▸ **Extrait du document**:
Mouvement du Hirak : Plusieurs ONG réclament la libération «immédiate» des détenus

Hocine Lamriben, El Watan, 05 avril 2020

Parmi les signataires figurent la Fédération internationale pour les droits humains, l’Association marocaine des droits humains, la Ligue algérienne des droits de l’homme, le Rassemblement Actions Jeunesse (RAJ)-Algérie, l’association Alter’Solidaire et EuroMed Rights.

Plusieurs ONG des droits humains algériennes et internationales ont appelé, jeudi dernier, les autorités algériennes à la libération «immédiate» des détenus politiques et d’opinion. «Nous appelons les autorités algériennes à libérer immédiatement tous les journalistes leur laissant la liberté et le droit de relater les informations en Algérie ainsi que tous les militants politiques et des droits humains et à arrêter toutes les poursuites judiciaires», ont écrit 20 ONG dans un appel publié sur internet.

▸ **Enregistrements fournis**:

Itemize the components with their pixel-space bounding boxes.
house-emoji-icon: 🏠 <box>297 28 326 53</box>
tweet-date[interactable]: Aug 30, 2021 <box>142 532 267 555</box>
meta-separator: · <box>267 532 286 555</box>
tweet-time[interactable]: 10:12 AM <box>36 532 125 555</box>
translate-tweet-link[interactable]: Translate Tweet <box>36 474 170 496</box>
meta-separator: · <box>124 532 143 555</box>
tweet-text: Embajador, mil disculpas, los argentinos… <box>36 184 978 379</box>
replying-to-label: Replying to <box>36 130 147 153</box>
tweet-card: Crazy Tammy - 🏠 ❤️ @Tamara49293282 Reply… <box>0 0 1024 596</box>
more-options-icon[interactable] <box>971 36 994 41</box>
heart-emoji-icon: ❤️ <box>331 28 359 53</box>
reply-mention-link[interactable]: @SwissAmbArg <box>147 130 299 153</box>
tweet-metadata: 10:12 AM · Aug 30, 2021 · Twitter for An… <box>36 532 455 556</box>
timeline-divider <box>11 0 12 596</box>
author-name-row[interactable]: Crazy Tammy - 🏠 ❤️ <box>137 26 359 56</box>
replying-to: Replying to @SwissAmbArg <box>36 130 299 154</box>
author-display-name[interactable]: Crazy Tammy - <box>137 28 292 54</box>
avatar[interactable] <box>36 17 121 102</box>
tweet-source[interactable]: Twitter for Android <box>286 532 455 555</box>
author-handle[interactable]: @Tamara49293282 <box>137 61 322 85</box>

▸ **Consigne de l'exercice**: D'après l'extrait consacré au mouvement du Hirak, combien d'ONG ont signé l'appel publié sur internet ? Les enregistrements n'ont aucun lien avec l'extrait du document.

▸ **Tâche réalisée**: Vingt ONG ont signé cet appel.